-- Ваше задание --
Пожалуйста, назовите фестиваль драматургии Володина, который, согласно статье о Володине, впервые проводится в Петербурге.

Татьяна Джурова
Володинские дни
Календарь, № 3(32), 2-15 февраля 2004
В советской драматургии были два «В». Александр Володин и Александр Вампилов. Оба выпивали, обоих любили женщины. Один жил в Петербурге. Другой — в Иркутске. Оба — один еще при долгой жизни протяженностью в 82 года, другой после ранней смерти — стали мифами. Оба — еврей Володин и бурятских кровей Вампилов — были великими русскими драматургами. В Иркутске вот уже много лет проводится вампиловский театральный фестиваль. Сама не была, но говорят, что происходит это так. Собирается компания «вампиловедов» и «вампиловедок» и в который раз обменивается воспоминаниями, кто спал с Вампиловым, а кто пил с Вампиловым… В Петербурге на родине Володина фестиваль его драматургии под названием «Пять вечеров» проводится впервые. И здесь уже решать организаторам, чем станет фестиваль: вечерами памяти, поминками или проверкой его пьес — даже не на сценичность, а на жизненное правдоподобие. Про Володина сложно писать, не впадая в казенщину и пафос возвышенных фраз. Говорят, редкой душевной сострадательности и большой совестливости был человек. Так что пусть хвалы Володину-человеку воздают те авторитеты, кто знал его лично. Но и пьесы со сценариями Володина описывать как-то странно. «Моя старшая сестра», «Пять вечеров», «С любимыми не расставайтесь», «Осенний марафон», «Дульсинея Тобосская»… Ему редкостно везло с режиссерами — Товстоногов, Ефремов, Михалков, Данелия. Так что если кто-то не в курсе, что «Осенний марафон» написал Володин, то все равно вспомнит: «Ну что, по рюмашке, Бузыкин?»

-- Записи --
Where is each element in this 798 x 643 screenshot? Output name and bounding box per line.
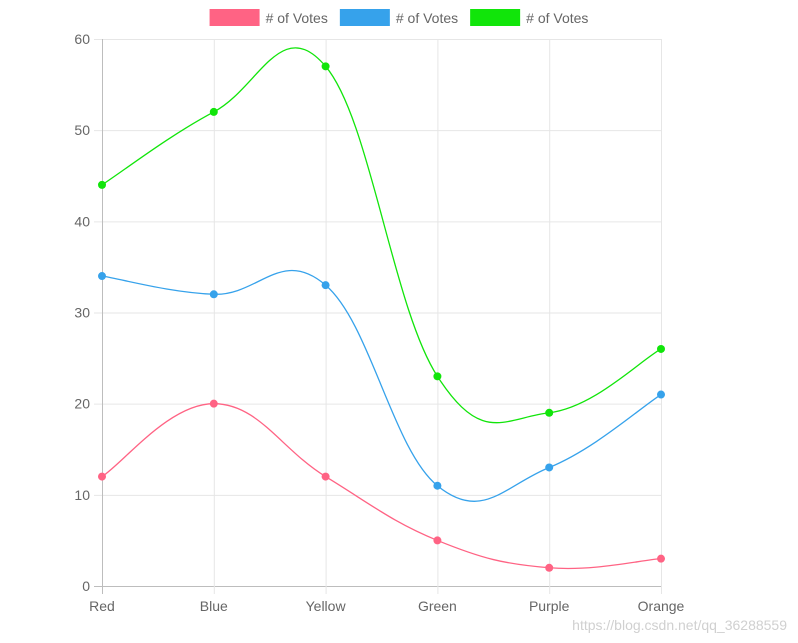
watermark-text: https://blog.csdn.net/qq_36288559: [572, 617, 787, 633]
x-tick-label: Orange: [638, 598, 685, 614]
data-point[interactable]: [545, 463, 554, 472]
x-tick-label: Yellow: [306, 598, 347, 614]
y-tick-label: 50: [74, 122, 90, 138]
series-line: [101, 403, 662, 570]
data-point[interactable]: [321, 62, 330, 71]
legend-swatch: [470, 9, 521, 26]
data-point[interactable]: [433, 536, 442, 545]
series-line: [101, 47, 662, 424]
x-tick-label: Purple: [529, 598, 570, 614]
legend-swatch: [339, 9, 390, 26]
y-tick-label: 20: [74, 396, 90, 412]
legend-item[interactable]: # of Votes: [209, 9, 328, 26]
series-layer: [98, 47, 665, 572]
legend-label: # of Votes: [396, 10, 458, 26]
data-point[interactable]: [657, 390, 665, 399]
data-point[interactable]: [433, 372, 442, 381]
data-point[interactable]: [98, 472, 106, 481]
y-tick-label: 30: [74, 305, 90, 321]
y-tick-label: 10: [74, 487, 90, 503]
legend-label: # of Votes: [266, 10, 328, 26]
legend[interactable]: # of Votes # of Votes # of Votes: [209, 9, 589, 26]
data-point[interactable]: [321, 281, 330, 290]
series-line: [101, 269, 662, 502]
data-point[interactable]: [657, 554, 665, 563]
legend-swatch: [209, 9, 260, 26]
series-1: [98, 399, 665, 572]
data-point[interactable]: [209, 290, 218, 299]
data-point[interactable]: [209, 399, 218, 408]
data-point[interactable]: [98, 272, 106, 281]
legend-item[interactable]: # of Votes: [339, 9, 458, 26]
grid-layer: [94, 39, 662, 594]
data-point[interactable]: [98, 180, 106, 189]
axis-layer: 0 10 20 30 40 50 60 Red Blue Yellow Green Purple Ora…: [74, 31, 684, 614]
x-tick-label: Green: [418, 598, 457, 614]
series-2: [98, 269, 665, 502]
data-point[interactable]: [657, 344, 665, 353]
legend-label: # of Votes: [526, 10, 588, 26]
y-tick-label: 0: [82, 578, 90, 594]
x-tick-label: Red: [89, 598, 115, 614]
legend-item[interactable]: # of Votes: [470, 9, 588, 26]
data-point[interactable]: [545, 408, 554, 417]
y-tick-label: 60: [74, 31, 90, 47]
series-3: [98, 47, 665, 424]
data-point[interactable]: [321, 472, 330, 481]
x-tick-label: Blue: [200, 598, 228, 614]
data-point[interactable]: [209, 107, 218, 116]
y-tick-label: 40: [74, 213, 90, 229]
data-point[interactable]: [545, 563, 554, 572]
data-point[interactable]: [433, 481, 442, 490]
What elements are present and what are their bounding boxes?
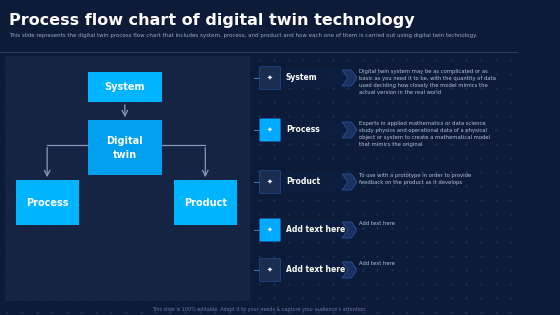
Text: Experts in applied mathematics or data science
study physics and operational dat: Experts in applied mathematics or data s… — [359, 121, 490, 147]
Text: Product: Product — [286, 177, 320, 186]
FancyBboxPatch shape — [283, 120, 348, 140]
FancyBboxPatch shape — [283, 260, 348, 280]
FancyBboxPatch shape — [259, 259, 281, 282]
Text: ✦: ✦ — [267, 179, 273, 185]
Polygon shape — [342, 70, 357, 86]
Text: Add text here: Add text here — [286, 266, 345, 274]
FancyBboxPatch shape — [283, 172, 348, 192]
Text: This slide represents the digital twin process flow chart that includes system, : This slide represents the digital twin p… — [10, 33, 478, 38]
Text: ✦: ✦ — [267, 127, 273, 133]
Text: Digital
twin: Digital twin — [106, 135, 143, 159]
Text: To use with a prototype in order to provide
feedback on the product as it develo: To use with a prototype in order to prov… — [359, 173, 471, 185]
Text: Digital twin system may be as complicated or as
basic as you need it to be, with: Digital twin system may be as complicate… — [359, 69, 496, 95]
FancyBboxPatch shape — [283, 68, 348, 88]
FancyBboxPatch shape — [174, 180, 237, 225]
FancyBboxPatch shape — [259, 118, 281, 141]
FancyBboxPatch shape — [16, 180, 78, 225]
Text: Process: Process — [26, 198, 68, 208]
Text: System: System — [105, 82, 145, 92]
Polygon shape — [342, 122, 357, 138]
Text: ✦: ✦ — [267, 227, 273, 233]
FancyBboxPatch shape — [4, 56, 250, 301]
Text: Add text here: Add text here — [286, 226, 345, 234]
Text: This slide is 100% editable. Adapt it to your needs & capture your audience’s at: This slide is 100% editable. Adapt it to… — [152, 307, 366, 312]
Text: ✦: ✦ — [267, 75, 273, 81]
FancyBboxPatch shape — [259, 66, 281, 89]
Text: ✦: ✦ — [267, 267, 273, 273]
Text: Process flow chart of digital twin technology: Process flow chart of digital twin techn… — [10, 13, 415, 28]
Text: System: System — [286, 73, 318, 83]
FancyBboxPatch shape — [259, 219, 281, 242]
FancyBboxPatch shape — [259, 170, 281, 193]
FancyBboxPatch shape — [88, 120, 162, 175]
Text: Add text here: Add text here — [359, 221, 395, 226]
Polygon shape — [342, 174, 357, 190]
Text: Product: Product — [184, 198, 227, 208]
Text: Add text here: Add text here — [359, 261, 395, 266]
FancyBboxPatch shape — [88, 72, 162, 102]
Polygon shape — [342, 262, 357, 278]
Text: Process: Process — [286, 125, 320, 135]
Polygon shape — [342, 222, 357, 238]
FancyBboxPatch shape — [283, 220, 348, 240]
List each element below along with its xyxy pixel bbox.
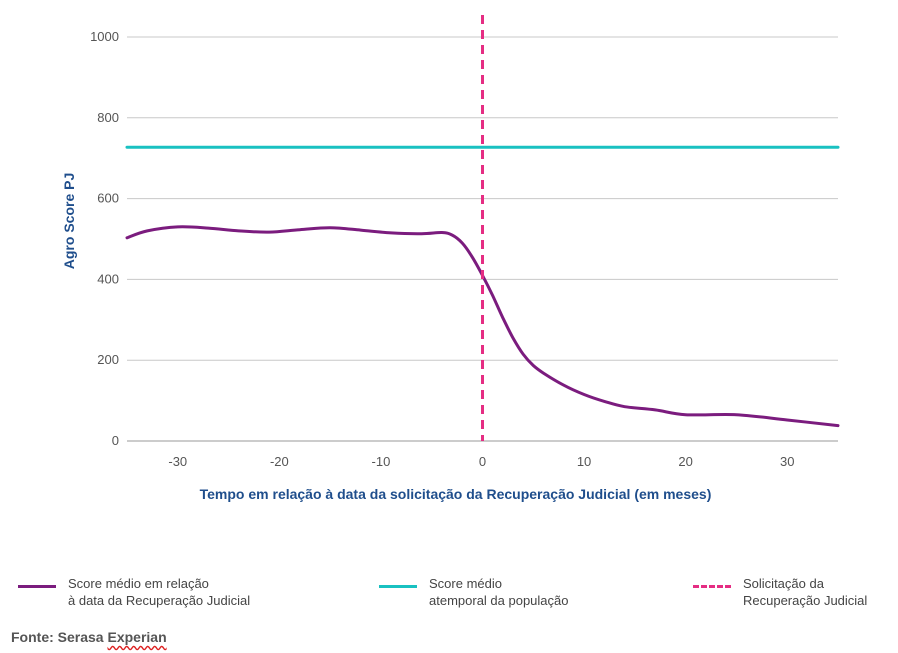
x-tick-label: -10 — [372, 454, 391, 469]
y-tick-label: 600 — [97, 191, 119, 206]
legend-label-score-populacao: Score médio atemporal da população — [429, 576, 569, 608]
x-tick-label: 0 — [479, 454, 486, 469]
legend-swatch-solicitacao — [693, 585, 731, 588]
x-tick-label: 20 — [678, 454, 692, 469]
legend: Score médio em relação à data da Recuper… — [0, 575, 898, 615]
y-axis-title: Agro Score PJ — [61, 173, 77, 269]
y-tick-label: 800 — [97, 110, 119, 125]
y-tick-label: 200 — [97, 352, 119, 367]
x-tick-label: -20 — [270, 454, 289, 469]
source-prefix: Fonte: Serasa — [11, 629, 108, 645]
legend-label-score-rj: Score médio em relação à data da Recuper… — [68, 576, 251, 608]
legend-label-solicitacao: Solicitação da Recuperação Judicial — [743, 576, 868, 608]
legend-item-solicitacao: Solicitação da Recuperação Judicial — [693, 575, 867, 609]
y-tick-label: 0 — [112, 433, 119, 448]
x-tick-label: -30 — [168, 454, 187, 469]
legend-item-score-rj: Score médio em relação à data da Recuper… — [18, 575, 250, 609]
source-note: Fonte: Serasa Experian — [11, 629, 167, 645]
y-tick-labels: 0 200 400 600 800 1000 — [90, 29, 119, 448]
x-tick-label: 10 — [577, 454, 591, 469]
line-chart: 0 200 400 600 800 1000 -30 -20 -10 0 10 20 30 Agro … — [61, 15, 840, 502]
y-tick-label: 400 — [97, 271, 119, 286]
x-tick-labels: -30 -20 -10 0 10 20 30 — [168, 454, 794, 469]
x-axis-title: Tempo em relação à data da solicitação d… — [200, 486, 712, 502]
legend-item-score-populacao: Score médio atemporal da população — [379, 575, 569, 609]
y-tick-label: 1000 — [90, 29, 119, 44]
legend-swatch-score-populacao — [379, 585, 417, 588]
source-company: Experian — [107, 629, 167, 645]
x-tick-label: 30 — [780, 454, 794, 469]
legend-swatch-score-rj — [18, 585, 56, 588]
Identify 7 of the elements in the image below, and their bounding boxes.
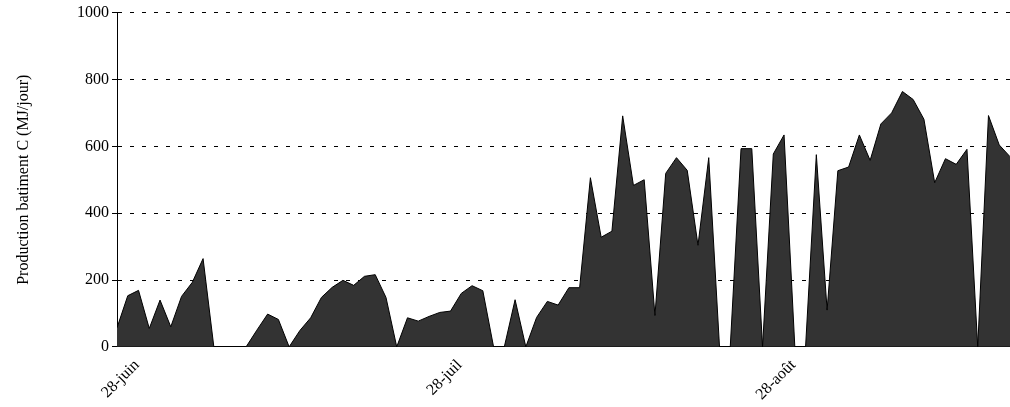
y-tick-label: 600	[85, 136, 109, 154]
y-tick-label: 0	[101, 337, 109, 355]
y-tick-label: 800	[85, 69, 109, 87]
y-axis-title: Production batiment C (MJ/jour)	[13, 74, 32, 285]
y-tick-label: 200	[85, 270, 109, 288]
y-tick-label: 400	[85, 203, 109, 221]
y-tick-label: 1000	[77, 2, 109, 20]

-- Ответ к заданию --
«Пять вечеров».